▶ _Records shown_:
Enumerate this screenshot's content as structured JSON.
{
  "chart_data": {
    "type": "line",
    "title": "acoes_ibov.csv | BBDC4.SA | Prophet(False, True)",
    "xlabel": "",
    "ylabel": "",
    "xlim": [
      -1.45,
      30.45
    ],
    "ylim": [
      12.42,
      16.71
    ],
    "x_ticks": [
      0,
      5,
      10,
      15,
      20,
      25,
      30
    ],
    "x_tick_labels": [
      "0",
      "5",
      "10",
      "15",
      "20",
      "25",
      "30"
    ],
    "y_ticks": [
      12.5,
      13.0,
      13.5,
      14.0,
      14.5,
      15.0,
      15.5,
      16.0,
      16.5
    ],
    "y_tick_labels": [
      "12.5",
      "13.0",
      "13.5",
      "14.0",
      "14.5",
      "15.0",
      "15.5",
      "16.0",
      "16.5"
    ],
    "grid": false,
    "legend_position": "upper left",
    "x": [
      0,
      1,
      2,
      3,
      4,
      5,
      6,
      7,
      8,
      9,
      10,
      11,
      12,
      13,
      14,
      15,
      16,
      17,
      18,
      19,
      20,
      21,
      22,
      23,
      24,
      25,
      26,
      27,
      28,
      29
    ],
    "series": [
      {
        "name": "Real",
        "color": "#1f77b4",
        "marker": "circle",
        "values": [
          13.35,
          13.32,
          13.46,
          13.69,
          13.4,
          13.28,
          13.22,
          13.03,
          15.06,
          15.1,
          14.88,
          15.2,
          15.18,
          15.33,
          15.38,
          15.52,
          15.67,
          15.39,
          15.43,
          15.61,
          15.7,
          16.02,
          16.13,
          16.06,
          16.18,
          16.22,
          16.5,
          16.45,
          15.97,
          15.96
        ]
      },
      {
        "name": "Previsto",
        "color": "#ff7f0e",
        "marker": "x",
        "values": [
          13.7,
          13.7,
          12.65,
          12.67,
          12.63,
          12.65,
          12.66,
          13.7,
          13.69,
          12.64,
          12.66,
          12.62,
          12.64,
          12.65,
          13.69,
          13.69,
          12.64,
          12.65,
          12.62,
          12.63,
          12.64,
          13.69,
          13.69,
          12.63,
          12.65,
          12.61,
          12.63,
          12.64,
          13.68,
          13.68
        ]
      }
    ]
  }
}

▶ _Task prompt_:
Take the entries above and transcribe them exactly.

▶ _Complete output_:
Enumerate this screenshot's content as structured JSON.
{
  "chart_data": {
    "type": "line",
    "title": "acoes_ibov.csv | BBDC4.SA | Prophet(False, True)",
    "xlabel": "",
    "ylabel": "",
    "xlim": [
      -1.45,
      30.45
    ],
    "ylim": [
      12.42,
      16.71
    ],
    "x_ticks": [
      0,
      5,
      10,
      15,
      20,
      25,
      30
    ],
    "x_tick_labels": [
      "0",
      "5",
      "10",
      "15",
      "20",
      "25",
      "30"
    ],
    "y_ticks": [
      12.5,
      13.0,
      13.5,
      14.0,
      14.5,
      15.0,
      15.5,
      16.0,
      16.5
    ],
    "y_tick_labels": [
      "12.5",
      "13.0",
      "13.5",
      "14.0",
      "14.5",
      "15.0",
      "15.5",
      "16.0",
      "16.5"
    ],
    "grid": false,
    "legend_position": "upper left",
    "x": [
      0,
      1,
      2,
      3,
      4,
      5,
      6,
      7,
      8,
      9,
      10,
      11,
      12,
      13,
      14,
      15,
      16,
      17,
      18,
      19,
      20,
      21,
      22,
      23,
      24,
      25,
      26,
      27,
      28,
      29
    ],
    "series": [
      {
        "name": "Real",
        "color": "#1f77b4",
        "marker": "circle",
        "values": [
          13.35,
          13.32,
          13.46,
          13.69,
          13.4,
          13.28,
          13.22,
          13.03,
          15.06,
          15.1,
          14.88,
          15.2,
          15.18,
          15.33,
          15.38,
          15.52,
          15.67,
          15.39,
          15.43,
          15.61,
          15.7,
          16.02,
          16.13,
          16.06,
          16.18,
          16.22,
          16.5,
          16.45,
          15.97,
          15.96
        ]
      },
      {
        "name": "Previsto",
        "color": "#ff7f0e",
        "marker": "x",
        "values": [
          13.7,
          13.7,
          12.65,
          12.67,
          12.63,
          12.65,
          12.66,
          13.7,
          13.69,
          12.64,
          12.66,
          12.62,
          12.64,
          12.65,
          13.69,
          13.69,
          12.64,
          12.65,
          12.62,
          12.63,
          12.64,
          13.69,
          13.69,
          12.63,
          12.65,
          12.61,
          12.63,
          12.64,
          13.68,
          13.68
        ]
      }
    ]
  }
}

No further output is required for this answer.